> **The request**:
Print the records below exactly as they appear.

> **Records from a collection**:
★ ★ ★
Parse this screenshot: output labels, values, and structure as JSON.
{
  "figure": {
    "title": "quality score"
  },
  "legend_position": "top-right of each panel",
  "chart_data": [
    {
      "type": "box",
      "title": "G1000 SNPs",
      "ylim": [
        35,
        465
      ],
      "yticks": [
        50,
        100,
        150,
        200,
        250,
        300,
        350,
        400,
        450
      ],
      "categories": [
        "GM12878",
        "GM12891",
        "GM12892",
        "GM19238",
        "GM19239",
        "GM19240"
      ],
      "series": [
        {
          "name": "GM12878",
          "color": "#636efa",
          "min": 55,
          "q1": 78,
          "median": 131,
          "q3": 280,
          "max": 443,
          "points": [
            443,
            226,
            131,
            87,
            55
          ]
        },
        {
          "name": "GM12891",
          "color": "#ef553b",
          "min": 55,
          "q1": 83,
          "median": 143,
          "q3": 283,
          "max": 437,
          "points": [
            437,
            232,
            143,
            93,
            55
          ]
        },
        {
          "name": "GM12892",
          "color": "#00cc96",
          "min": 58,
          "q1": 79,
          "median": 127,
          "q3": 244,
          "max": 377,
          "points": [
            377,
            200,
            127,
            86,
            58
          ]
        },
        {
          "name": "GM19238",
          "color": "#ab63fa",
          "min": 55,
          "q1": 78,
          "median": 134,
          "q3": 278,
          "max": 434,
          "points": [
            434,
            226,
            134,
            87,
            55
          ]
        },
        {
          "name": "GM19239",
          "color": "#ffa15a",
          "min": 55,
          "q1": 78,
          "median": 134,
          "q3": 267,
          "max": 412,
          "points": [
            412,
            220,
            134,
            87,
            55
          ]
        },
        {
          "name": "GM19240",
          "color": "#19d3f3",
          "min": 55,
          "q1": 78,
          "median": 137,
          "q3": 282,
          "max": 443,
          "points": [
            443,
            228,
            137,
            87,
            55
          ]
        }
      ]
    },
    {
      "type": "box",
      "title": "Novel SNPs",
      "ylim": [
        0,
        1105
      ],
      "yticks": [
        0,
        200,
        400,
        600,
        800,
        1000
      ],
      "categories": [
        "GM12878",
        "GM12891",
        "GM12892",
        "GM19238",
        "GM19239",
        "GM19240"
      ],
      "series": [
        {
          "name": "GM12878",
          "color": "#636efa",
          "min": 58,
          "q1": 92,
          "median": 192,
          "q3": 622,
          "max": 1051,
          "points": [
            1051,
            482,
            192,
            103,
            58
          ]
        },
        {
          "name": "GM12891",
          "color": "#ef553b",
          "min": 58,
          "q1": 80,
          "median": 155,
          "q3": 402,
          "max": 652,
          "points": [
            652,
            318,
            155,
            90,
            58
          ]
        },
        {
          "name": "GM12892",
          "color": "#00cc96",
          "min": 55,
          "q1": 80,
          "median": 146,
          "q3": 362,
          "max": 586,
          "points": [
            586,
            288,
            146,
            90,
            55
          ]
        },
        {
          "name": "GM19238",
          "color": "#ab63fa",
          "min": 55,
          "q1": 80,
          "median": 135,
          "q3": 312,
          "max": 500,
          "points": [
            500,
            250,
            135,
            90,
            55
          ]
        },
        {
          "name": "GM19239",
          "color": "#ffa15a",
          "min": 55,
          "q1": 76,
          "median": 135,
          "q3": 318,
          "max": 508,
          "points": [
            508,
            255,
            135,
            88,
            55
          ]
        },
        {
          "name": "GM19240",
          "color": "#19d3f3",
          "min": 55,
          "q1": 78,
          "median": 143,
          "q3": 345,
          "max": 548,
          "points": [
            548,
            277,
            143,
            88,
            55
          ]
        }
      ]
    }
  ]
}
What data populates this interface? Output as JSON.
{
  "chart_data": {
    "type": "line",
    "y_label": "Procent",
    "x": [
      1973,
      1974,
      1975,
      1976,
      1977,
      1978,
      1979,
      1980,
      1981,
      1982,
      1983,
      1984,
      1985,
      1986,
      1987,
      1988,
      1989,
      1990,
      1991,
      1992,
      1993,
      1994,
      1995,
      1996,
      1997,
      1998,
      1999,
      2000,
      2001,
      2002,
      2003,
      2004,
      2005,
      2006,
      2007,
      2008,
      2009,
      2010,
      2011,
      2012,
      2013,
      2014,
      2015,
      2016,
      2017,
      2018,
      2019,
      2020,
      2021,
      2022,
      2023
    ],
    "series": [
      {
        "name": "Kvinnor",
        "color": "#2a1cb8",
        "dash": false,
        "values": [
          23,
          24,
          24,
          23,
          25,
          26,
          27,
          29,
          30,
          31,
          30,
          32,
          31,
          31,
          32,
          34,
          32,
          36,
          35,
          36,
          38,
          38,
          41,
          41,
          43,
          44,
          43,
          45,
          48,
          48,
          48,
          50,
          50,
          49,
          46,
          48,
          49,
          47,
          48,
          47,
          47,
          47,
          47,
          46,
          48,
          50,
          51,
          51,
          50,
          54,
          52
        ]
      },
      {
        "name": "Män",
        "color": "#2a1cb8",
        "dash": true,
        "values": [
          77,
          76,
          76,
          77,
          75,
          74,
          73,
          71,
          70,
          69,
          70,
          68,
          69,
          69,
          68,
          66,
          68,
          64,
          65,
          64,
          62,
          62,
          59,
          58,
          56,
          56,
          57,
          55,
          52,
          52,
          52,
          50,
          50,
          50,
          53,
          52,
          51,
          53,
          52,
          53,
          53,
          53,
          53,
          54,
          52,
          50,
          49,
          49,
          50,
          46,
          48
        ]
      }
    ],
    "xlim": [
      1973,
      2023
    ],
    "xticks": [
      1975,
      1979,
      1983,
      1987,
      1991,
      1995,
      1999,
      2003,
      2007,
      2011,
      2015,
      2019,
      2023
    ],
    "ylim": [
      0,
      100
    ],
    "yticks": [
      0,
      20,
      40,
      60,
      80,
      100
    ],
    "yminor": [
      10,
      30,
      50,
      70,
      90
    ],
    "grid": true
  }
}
★ ★ ★
> **Task result**:
Parse this screenshot: output labels, values, and structure as JSON.
{
  "figure": {
    "title": "quality score"
  },
  "legend_position": "top-right of each panel",
  "chart_data": [
    {
      "type": "box",
      "title": "G1000 SNPs",
      "ylim": [
        35,
        465
      ],
      "yticks": [
        50,
        100,
        150,
        200,
        250,
        300,
        350,
        400,
        450
      ],
      "categories": [
        "GM12878",
        "GM12891",
        "GM12892",
        "GM19238",
        "GM19239",
        "GM19240"
      ],
      "series": [
        {
          "name": "GM12878",
          "color": "#636efa",
          "min": 55,
          "q1": 78,
          "median": 131,
          "q3": 280,
          "max": 443,
          "points": [
            443,
            226,
            131,
            87,
            55
          ]
        },
        {
          "name": "GM12891",
          "color": "#ef553b",
          "min": 55,
          "q1": 83,
          "median": 143,
          "q3": 283,
          "max": 437,
          "points": [
            437,
            232,
            143,
            93,
            55
          ]
        },
        {
          "name": "GM12892",
          "color": "#00cc96",
          "min": 58,
          "q1": 79,
          "median": 127,
          "q3": 244,
          "max": 377,
          "points": [
            377,
            200,
            127,
            86,
            58
          ]
        },
        {
          "name": "GM19238",
          "color": "#ab63fa",
          "min": 55,
          "q1": 78,
          "median": 134,
          "q3": 278,
          "max": 434,
          "points": [
            434,
            226,
            134,
            87,
            55
          ]
        },
        {
          "name": "GM19239",
          "color": "#ffa15a",
          "min": 55,
          "q1": 78,
          "median": 134,
          "q3": 267,
          "max": 412,
          "points": [
            412,
            220,
            134,
            87,
            55
          ]
        },
        {
          "name": "GM19240",
          "color": "#19d3f3",
          "min": 55,
          "q1": 78,
          "median": 137,
          "q3": 282,
          "max": 443,
          "points": [
            443,
            228,
            137,
            87,
            55
          ]
        }
      ]
    },
    {
      "type": "box",
      "title": "Novel SNPs",
      "ylim": [
        0,
        1105
      ],
      "yticks": [
        0,
        200,
        400,
        600,
        800,
        1000
      ],
      "categories": [
        "GM12878",
        "GM12891",
        "GM12892",
        "GM19238",
        "GM19239",
        "GM19240"
      ],
      "series": [
        {
          "name": "GM12878",
          "color": "#636efa",
          "min": 58,
          "q1": 92,
          "median": 192,
          "q3": 622,
          "max": 1051,
          "points": [
            1051,
            482,
            192,
            103,
            58
          ]
        },
        {
          "name": "GM12891",
          "color": "#ef553b",
          "min": 58,
          "q1": 80,
          "median": 155,
          "q3": 402,
          "max": 652,
          "points": [
            652,
            318,
            155,
            90,
            58
          ]
        },
        {
          "name": "GM12892",
          "color": "#00cc96",
          "min": 55,
          "q1": 80,
          "median": 146,
          "q3": 362,
          "max": 586,
          "points": [
            586,
            288,
            146,
            90,
            55
          ]
        },
        {
          "name": "GM19238",
          "color": "#ab63fa",
          "min": 55,
          "q1": 80,
          "median": 135,
          "q3": 312,
          "max": 500,
          "points": [
            500,
            250,
            135,
            90,
            55
          ]
        },
        {
          "name": "GM19239",
          "color": "#ffa15a",
          "min": 55,
          "q1": 76,
          "median": 135,
          "q3": 318,
          "max": 508,
          "points": [
            508,
            255,
            135,
            88,
            55
          ]
        },
        {
          "name": "GM19240",
          "color": "#19d3f3",
          "min": 55,
          "q1": 78,
          "median": 143,
          "q3": 345,
          "max": 548,
          "points": [
            548,
            277,
            143,
            88,
            55
          ]
        }
      ]
    }
  ]
}
What data populates this interface? Output as JSON.
{
  "chart_data": {
    "type": "line",
    "y_label": "Procent",
    "x": [
      1973,
      1974,
      1975,
      1976,
      1977,
      1978,
      1979,
      1980,
      1981,
      1982,
      1983,
      1984,
      1985,
      1986,
      1987,
      1988,
      1989,
      1990,
      1991,
      1992,
      1993,
      1994,
      1995,
      1996,
      1997,
      1998,
      1999,
      2000,
      2001,
      2002,
      2003,
      2004,
      2005,
      2006,
      2007,
      2008,
      2009,
      2010,
      2011,
      2012,
      2013,
      2014,
      2015,
      2016,
      2017,
      2018,
      2019,
      2020,
      2021,
      2022,
      2023
    ],
    "series": [
      {
        "name": "Kvinnor",
        "color": "#2a1cb8",
        "dash": false,
        "values": [
          23,
          24,
          24,
          23,
          25,
          26,
          27,
          29,
          30,
          31,
          30,
          32,
          31,
          31,
          32,
          34,
          32,
          36,
          35,
          36,
          38,
          38,
          41,
          41,
          43,
          44,
          43,
          45,
          48,
          48,
          48,
          50,
          50,
          49,
          46,
          48,
          49,
          47,
          48,
          47,
          47,
          47,
          47,
          46,
          48,
          50,
          51,
          51,
          50,
          54,
          52
        ]
      },
      {
        "name": "Män",
        "color": "#2a1cb8",
        "dash": true,
        "values": [
          77,
          76,
          76,
          77,
          75,
          74,
          73,
          71,
          70,
          69,
          70,
          68,
          69,
          69,
          68,
          66,
          68,
          64,
          65,
          64,
          62,
          62,
          59,
          58,
          56,
          56,
          57,
          55,
          52,
          52,
          52,
          50,
          50,
          50,
          53,
          52,
          51,
          53,
          52,
          53,
          53,
          53,
          53,
          54,
          52,
          50,
          49,
          49,
          50,
          46,
          48
        ]
      }
    ],
    "xlim": [
      1973,
      2023
    ],
    "xticks": [
      1975,
      1979,
      1983,
      1987,
      1991,
      1995,
      1999,
      2003,
      2007,
      2011,
      2015,
      2019,
      2023
    ],
    "ylim": [
      0,
      100
    ],
    "yticks": [
      0,
      20,
      40,
      60,
      80,
      100
    ],
    "yminor": [
      10,
      30,
      50,
      70,
      90
    ],
    "grid": true
  }
}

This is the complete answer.